---- DATA FOR ANALYSIS

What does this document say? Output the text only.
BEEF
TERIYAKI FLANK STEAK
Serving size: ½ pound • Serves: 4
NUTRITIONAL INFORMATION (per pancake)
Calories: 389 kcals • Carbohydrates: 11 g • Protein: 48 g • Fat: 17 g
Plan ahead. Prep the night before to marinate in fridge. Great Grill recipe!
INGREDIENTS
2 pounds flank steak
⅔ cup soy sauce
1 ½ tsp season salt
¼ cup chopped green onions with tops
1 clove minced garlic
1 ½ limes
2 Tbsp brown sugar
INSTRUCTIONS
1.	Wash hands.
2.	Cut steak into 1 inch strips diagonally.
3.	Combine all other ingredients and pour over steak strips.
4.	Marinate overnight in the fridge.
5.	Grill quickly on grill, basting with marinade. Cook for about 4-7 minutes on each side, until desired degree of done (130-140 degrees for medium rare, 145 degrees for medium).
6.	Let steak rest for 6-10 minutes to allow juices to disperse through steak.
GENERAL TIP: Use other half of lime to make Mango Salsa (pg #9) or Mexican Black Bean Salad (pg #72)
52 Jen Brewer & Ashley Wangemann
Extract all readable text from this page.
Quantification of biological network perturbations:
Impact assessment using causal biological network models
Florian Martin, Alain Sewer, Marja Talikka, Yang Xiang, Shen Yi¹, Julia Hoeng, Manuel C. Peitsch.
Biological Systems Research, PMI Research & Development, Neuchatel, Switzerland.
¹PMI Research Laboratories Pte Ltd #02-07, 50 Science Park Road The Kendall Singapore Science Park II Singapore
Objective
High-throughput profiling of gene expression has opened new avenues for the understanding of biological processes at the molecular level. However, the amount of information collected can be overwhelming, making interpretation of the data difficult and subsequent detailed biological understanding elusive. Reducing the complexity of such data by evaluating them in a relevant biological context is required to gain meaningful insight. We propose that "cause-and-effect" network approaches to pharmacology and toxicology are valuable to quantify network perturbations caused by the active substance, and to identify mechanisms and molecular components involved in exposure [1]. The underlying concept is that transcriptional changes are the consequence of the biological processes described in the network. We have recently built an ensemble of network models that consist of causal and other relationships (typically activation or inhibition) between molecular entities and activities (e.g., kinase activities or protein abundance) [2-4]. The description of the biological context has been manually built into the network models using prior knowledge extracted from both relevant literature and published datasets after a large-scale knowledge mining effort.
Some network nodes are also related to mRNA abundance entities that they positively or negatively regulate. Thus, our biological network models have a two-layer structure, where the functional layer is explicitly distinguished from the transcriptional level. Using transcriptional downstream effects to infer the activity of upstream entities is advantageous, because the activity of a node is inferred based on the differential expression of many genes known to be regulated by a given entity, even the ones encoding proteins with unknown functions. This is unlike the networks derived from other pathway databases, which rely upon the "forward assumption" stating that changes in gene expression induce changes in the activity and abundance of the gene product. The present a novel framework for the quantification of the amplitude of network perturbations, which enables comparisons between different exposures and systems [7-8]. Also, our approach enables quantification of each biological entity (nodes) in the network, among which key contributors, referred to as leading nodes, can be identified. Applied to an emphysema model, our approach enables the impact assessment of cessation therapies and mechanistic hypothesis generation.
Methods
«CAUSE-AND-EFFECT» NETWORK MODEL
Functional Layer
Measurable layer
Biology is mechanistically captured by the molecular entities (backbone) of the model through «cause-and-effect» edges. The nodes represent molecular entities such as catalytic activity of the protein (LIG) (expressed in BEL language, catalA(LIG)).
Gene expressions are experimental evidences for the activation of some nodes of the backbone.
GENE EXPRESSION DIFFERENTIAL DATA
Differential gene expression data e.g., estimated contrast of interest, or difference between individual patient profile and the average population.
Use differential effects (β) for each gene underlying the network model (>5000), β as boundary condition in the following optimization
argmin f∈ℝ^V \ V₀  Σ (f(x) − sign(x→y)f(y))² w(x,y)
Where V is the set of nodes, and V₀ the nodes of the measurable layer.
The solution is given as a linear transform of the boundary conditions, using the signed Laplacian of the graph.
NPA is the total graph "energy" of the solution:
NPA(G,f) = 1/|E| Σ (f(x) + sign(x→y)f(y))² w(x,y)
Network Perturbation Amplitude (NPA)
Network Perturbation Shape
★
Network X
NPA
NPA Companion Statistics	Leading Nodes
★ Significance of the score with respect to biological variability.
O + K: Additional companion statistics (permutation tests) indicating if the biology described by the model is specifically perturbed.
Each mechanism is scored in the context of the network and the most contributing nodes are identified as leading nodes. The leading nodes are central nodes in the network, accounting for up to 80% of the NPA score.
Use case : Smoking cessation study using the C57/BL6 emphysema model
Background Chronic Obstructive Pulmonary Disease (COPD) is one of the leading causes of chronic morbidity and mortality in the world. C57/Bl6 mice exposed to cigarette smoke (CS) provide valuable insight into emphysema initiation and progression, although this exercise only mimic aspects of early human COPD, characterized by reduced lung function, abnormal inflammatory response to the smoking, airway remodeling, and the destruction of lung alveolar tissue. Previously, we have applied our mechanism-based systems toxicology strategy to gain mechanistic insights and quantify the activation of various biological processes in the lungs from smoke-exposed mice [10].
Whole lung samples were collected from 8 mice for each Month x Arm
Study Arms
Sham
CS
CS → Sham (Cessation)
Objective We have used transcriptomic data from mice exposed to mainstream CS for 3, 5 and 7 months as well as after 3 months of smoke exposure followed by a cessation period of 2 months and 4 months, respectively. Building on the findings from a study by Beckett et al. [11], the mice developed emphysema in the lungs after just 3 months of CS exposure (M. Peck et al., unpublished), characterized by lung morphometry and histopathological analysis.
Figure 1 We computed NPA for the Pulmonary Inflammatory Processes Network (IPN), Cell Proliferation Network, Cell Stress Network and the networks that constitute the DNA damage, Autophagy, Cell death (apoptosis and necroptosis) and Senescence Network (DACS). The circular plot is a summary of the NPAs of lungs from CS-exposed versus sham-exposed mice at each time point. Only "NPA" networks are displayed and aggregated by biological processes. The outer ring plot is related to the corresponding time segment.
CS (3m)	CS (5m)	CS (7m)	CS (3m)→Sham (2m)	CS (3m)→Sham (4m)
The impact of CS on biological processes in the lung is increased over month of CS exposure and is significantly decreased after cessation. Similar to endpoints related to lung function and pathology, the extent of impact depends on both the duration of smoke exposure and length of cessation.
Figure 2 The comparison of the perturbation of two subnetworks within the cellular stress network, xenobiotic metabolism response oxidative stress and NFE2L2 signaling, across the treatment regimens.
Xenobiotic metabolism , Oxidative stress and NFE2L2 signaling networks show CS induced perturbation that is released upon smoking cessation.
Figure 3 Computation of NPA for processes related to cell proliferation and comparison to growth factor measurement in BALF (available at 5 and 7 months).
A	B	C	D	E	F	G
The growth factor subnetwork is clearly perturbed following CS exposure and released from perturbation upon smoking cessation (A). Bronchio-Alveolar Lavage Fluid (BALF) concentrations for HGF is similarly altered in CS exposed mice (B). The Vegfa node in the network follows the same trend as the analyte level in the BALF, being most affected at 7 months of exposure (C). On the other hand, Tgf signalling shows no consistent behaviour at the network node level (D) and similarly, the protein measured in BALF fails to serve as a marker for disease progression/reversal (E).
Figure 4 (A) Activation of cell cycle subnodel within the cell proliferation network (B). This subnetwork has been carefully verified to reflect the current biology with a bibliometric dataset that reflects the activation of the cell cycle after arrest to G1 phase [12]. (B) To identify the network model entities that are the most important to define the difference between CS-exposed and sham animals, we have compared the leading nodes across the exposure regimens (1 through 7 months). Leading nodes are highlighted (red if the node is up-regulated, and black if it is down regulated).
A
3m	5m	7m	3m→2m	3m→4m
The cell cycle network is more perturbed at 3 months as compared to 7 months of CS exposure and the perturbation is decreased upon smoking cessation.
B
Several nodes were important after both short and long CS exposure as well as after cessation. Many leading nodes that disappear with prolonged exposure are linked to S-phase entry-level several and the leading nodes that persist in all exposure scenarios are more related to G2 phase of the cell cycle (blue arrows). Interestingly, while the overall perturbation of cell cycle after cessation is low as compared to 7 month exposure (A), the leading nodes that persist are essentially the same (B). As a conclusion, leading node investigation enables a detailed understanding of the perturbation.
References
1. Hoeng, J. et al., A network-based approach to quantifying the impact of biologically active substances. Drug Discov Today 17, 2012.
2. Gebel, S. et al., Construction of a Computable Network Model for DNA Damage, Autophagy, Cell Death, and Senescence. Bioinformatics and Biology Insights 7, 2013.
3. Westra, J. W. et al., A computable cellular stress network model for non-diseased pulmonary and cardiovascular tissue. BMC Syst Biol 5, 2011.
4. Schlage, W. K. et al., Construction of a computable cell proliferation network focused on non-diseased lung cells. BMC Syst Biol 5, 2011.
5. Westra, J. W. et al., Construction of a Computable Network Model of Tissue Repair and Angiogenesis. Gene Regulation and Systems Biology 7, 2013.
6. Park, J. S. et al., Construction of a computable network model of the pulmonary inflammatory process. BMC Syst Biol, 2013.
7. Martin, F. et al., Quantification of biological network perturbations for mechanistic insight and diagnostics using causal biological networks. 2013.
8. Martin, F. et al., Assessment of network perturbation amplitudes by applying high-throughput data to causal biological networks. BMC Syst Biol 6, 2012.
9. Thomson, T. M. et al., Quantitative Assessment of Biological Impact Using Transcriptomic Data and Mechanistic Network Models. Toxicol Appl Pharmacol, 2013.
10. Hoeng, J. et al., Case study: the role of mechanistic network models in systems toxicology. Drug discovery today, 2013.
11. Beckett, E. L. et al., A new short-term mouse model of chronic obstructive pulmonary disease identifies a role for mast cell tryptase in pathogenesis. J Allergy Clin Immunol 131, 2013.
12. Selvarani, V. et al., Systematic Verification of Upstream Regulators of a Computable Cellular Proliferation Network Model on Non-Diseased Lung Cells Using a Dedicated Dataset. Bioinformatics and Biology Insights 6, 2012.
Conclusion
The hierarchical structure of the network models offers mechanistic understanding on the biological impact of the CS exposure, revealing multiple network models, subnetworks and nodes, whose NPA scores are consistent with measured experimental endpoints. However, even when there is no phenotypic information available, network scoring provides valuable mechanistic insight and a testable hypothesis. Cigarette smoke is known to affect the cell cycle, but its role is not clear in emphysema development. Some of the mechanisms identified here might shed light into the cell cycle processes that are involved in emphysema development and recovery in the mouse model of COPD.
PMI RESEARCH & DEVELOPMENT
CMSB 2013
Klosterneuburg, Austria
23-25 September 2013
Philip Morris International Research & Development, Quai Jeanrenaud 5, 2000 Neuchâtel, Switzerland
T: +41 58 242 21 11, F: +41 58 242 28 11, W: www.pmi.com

--------

» **PROMPT**
Your answer should be a single number: how many lines in the listing above contain "short"?

» **RESPONSE TO THE TASK**
2